--- Exercise requirements ---
Copy out each line of the listing that has the word "JSON" in it.

(Raw records)
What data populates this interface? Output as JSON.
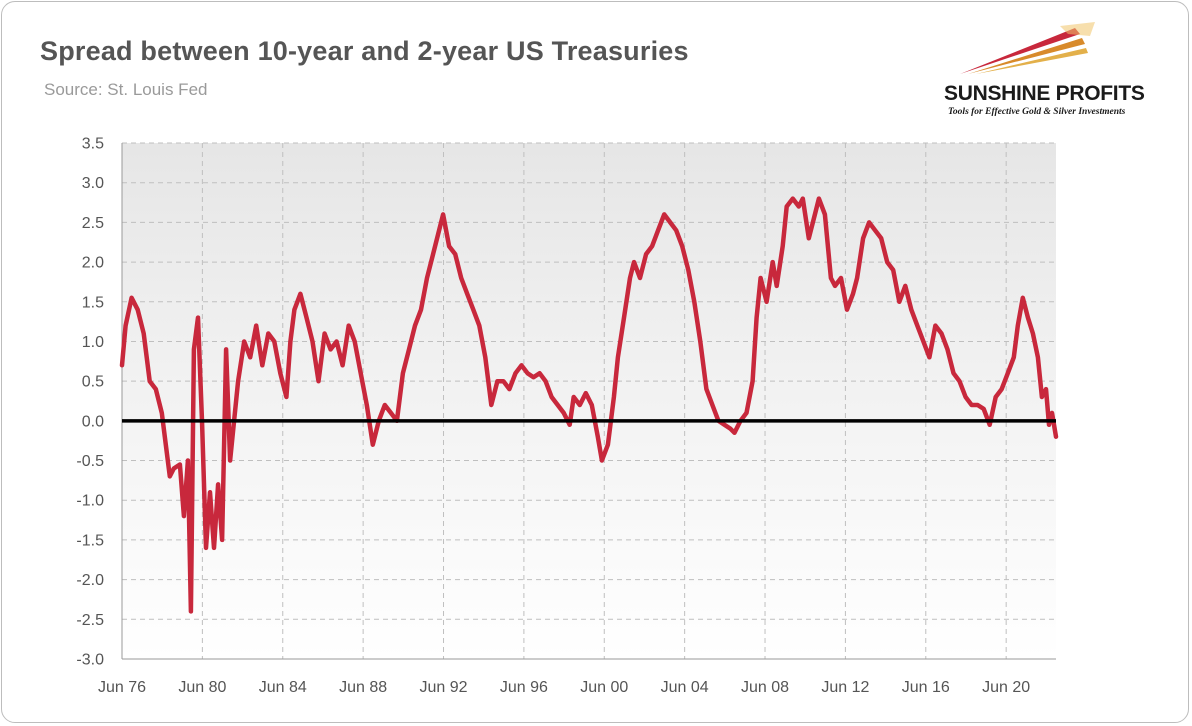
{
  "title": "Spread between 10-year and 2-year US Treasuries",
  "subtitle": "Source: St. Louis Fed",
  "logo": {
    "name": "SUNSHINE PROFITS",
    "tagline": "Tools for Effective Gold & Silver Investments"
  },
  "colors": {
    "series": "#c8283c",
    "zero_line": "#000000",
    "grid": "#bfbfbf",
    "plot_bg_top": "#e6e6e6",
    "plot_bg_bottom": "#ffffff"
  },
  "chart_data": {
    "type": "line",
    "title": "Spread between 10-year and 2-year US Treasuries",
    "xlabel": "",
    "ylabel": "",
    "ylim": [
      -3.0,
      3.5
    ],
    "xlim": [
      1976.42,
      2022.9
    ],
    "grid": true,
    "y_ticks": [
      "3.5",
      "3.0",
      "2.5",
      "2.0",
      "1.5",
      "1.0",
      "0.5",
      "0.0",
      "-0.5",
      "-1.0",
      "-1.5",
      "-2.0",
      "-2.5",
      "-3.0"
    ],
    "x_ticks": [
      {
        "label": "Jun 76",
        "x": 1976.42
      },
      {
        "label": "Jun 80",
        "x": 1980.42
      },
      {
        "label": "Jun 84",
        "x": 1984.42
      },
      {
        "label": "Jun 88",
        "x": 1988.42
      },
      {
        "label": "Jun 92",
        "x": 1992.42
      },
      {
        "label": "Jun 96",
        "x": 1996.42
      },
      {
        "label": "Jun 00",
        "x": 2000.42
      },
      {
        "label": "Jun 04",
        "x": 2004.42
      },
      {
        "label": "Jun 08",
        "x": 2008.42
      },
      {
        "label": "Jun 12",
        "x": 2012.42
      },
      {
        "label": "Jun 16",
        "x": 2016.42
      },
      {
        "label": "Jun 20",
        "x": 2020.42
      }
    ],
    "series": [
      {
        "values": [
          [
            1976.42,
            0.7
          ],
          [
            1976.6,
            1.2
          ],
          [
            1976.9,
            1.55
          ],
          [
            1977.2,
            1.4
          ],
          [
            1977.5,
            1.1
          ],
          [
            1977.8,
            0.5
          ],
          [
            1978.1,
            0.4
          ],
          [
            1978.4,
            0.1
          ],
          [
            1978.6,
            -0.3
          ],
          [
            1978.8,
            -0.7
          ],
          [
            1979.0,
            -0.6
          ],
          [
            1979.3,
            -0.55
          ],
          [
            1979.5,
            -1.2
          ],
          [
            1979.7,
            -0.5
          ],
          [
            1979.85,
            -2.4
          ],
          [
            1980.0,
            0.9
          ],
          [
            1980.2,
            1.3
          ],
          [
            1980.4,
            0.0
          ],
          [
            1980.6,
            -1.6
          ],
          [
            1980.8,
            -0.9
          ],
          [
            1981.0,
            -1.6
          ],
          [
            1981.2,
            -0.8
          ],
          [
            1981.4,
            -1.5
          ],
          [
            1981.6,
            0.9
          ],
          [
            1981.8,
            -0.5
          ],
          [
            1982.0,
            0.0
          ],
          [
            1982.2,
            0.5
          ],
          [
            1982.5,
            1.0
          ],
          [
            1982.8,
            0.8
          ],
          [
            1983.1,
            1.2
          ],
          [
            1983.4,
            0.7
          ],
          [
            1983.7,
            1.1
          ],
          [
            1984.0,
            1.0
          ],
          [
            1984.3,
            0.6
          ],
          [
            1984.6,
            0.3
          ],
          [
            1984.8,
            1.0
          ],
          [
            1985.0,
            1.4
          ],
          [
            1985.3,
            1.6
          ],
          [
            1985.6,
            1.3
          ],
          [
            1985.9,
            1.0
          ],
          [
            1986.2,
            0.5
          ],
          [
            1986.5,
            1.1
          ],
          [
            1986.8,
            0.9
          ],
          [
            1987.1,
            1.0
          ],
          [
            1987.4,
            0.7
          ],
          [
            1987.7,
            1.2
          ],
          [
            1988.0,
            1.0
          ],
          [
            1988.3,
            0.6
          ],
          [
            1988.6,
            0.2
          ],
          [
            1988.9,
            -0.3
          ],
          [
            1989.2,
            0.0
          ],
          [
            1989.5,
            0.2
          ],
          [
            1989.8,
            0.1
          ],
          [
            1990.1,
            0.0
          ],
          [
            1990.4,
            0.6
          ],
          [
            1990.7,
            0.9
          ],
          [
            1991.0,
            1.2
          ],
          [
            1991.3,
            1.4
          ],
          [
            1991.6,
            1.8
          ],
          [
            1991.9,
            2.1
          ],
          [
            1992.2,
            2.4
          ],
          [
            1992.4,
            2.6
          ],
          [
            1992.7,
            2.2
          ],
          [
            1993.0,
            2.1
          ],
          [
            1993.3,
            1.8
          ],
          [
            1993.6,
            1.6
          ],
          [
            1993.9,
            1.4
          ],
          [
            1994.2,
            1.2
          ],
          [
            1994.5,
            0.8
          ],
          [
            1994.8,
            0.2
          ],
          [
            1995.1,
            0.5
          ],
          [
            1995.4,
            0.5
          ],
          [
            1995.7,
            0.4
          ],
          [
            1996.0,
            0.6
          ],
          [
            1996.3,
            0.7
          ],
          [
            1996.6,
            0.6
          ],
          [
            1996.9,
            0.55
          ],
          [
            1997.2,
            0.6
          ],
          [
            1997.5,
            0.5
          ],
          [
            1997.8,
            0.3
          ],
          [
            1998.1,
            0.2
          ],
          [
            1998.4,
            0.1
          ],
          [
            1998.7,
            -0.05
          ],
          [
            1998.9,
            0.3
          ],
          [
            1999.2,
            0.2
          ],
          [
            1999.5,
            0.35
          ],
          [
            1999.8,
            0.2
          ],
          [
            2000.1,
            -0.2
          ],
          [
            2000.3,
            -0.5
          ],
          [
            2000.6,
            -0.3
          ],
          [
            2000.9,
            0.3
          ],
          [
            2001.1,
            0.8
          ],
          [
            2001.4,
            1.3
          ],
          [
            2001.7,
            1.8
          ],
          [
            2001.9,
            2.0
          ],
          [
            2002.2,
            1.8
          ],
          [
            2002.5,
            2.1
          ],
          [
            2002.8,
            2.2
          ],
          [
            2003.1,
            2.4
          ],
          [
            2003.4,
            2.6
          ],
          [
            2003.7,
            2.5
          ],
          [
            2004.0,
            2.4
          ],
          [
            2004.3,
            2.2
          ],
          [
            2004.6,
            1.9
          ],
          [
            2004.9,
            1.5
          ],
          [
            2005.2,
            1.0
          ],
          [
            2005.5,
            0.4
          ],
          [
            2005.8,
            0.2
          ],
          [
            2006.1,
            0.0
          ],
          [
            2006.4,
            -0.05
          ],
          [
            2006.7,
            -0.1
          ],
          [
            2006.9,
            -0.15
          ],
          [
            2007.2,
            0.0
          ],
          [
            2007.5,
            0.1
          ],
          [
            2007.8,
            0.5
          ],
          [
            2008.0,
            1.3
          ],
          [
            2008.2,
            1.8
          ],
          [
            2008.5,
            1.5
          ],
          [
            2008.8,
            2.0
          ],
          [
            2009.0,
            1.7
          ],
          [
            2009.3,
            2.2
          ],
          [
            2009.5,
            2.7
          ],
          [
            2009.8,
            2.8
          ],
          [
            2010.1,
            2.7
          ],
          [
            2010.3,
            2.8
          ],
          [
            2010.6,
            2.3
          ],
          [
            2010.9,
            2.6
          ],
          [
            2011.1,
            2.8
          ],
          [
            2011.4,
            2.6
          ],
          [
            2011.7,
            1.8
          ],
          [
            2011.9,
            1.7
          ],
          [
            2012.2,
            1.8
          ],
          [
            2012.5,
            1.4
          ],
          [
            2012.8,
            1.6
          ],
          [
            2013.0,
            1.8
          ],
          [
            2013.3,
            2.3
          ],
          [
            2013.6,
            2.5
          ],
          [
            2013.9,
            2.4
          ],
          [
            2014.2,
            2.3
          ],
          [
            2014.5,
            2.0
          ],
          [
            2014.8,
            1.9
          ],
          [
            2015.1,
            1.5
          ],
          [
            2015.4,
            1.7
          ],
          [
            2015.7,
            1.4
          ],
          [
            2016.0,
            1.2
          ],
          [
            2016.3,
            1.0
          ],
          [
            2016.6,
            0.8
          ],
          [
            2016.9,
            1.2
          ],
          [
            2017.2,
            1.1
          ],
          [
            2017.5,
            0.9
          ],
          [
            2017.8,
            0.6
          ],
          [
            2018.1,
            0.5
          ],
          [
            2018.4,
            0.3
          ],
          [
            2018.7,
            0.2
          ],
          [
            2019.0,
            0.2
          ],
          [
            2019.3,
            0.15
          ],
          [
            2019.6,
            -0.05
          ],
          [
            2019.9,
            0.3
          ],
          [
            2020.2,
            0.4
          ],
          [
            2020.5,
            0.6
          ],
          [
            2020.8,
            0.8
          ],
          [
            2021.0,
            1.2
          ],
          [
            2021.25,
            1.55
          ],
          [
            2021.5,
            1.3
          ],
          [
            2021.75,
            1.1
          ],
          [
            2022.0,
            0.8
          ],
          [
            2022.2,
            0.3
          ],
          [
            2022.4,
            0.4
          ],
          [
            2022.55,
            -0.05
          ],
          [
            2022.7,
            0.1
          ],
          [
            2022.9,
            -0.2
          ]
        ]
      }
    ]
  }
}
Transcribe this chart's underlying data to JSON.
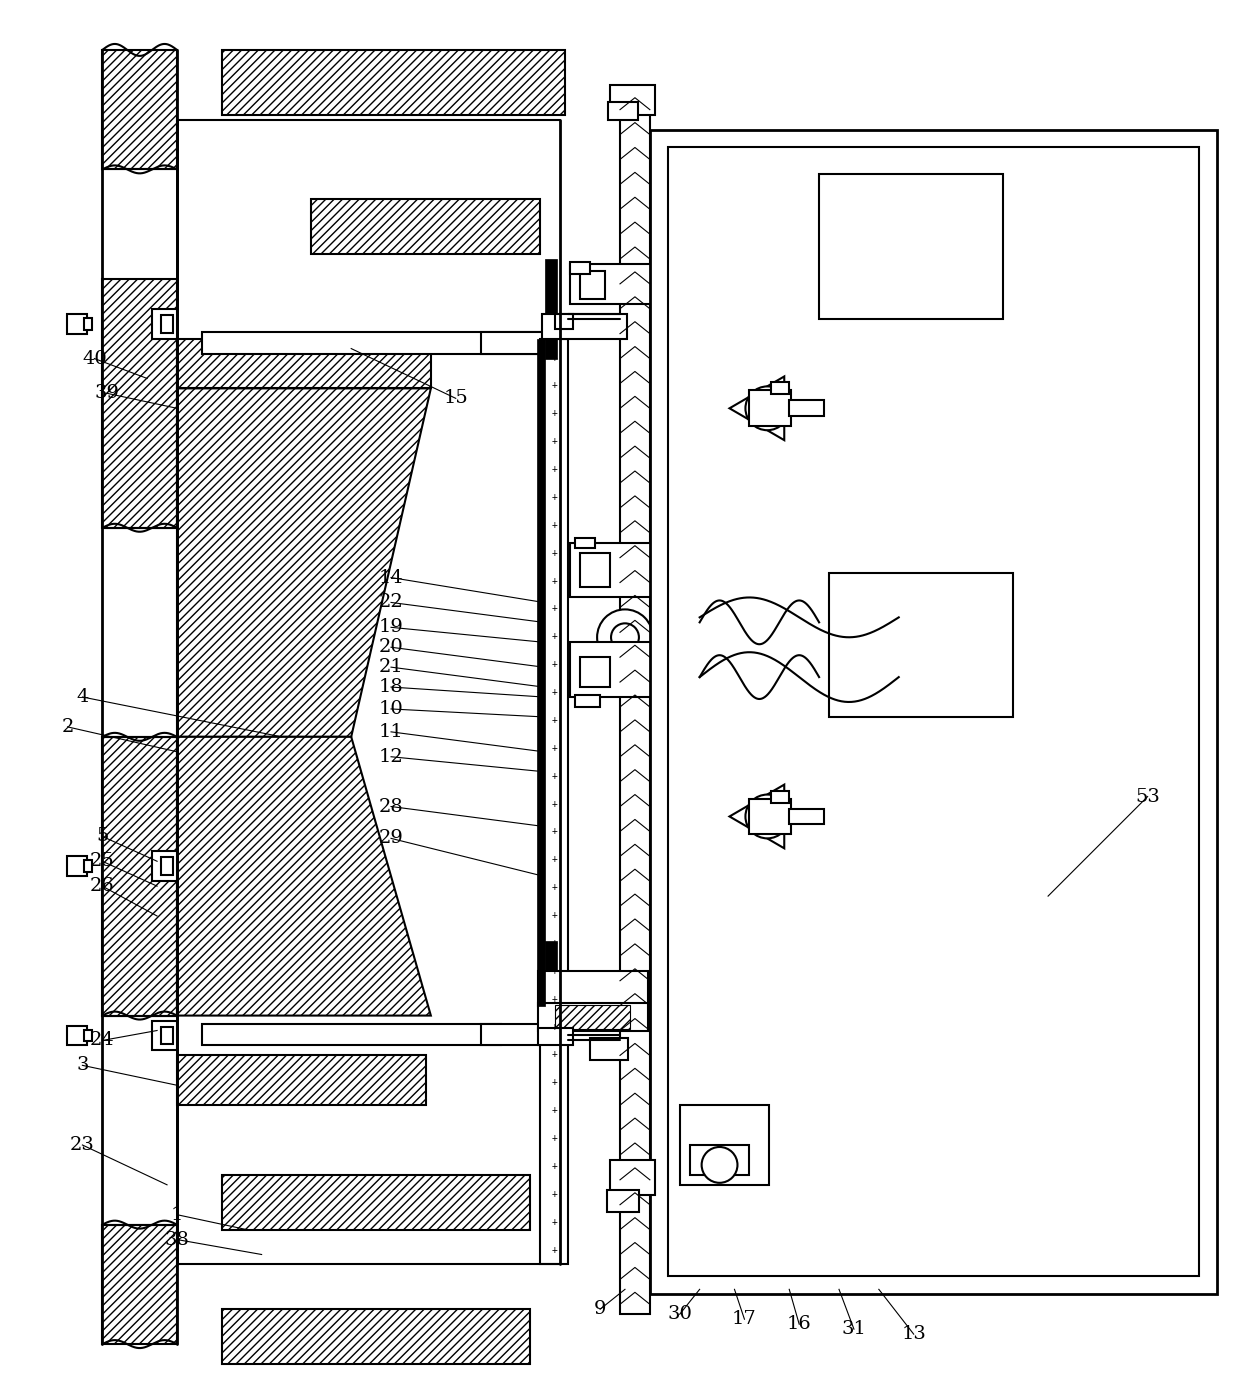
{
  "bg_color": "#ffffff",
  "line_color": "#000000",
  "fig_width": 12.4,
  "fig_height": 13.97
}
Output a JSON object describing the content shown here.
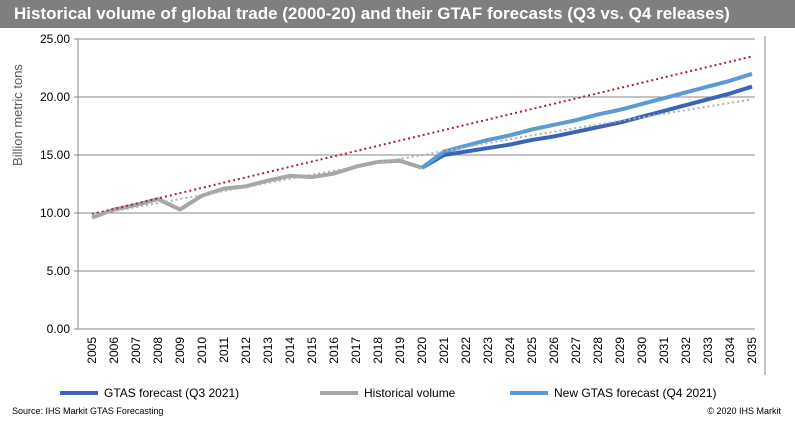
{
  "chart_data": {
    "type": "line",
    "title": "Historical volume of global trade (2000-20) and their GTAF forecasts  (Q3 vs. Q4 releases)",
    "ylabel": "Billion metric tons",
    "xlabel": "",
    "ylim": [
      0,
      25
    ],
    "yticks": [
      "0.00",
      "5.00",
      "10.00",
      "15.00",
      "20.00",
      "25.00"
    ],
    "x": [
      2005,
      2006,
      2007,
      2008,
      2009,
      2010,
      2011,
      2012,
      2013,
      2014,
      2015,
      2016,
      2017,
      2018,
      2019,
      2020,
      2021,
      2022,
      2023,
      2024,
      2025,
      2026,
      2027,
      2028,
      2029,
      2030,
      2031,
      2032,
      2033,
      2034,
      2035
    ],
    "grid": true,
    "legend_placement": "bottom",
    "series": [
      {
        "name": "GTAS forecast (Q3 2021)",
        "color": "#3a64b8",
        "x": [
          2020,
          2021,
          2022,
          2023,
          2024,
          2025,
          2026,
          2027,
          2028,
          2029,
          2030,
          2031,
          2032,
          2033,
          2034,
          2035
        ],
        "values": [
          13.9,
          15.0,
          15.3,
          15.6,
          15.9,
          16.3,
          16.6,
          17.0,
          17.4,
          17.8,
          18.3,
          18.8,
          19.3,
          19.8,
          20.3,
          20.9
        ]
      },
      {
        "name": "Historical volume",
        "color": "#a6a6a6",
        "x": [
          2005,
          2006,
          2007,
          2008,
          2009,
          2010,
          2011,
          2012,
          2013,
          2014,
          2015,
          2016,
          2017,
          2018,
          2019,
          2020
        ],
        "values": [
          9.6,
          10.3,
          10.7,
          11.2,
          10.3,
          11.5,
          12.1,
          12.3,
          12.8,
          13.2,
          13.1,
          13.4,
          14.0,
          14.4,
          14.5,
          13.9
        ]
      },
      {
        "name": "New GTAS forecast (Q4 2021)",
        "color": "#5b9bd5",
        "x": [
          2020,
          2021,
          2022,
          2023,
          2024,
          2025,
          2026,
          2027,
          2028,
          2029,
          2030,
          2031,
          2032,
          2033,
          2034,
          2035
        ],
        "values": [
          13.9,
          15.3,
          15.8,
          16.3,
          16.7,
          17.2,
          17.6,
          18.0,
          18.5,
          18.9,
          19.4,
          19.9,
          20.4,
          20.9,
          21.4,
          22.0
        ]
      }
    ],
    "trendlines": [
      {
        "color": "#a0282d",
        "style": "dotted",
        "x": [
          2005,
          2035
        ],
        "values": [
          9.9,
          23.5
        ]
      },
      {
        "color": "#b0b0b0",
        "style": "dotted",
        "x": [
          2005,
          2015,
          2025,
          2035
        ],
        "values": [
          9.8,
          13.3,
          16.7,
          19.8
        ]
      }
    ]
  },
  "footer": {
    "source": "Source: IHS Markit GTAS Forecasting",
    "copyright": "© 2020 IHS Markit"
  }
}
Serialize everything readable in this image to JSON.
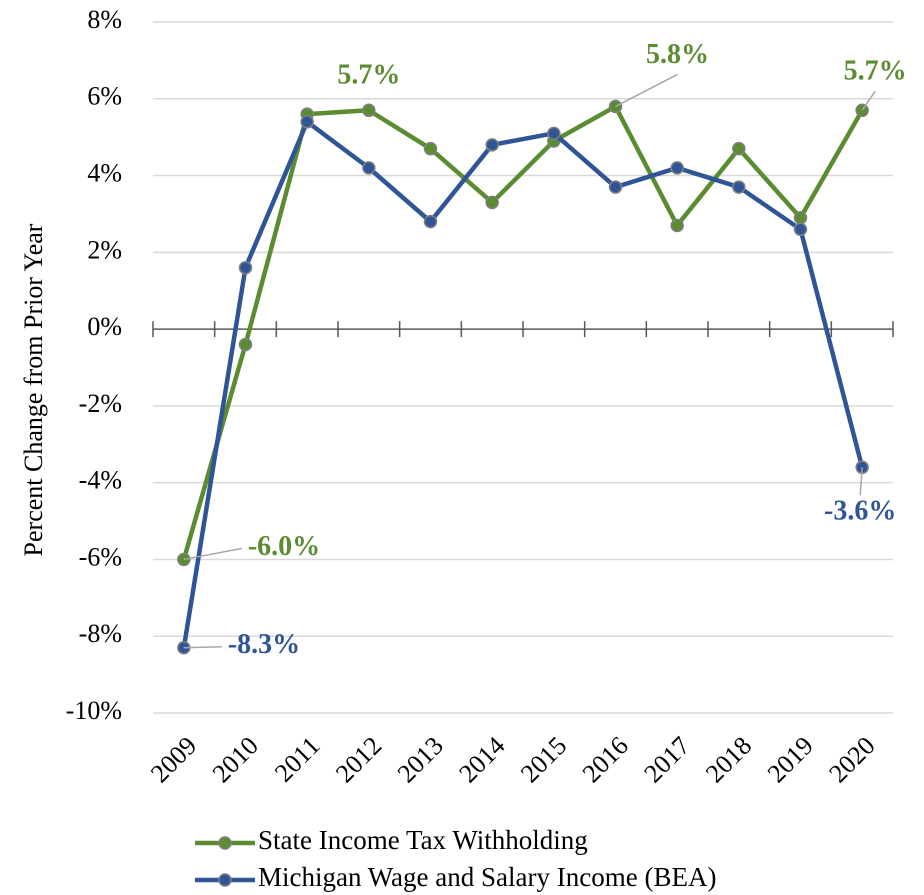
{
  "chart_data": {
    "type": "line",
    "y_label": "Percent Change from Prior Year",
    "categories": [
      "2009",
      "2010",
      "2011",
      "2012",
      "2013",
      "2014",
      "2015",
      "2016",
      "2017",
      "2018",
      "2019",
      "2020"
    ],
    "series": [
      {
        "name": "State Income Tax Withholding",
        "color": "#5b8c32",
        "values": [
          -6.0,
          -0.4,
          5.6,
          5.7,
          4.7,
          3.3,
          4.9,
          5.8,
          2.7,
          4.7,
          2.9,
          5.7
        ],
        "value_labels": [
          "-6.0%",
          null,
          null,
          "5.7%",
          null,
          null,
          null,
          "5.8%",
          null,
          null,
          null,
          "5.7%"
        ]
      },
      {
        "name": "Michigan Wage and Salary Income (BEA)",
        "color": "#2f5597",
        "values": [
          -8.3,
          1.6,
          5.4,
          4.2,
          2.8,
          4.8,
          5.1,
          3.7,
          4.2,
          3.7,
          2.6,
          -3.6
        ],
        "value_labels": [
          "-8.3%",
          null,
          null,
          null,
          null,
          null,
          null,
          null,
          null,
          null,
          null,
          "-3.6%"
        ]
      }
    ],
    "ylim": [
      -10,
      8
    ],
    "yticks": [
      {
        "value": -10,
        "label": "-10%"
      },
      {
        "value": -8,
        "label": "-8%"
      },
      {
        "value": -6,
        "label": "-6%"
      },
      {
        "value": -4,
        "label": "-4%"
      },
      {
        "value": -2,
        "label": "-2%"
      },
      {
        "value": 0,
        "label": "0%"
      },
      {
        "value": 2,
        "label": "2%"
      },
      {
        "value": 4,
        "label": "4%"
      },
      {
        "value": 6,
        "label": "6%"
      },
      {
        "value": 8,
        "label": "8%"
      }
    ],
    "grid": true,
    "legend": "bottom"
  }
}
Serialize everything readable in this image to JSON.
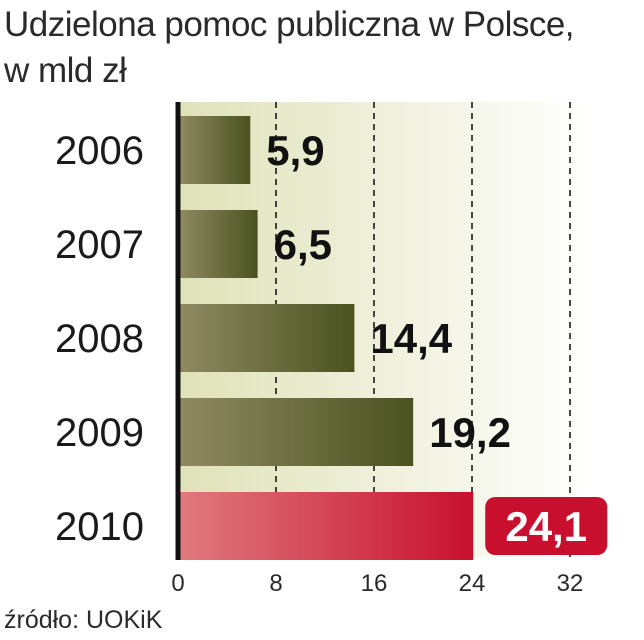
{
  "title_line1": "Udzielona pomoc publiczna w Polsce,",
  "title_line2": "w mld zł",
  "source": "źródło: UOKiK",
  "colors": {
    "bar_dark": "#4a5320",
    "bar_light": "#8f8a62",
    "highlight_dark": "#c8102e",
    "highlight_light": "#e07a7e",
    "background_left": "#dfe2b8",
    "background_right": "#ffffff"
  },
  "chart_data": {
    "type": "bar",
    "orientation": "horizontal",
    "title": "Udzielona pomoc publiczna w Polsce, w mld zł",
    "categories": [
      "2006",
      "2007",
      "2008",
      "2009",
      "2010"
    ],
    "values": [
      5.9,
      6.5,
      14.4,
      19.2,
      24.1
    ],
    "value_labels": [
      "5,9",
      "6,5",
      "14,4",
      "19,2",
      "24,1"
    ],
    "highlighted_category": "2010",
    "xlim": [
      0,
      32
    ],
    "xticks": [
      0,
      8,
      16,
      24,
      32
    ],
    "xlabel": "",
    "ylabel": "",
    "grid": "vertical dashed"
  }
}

--- The result ---
What data populates this interface? Output as JSON.
Transcribe this chart's underlying data to JSON.
Output a JSON object describing the content shown here.
Serialize everything readable in this image to JSON.
Serialize everything readable in this image to JSON.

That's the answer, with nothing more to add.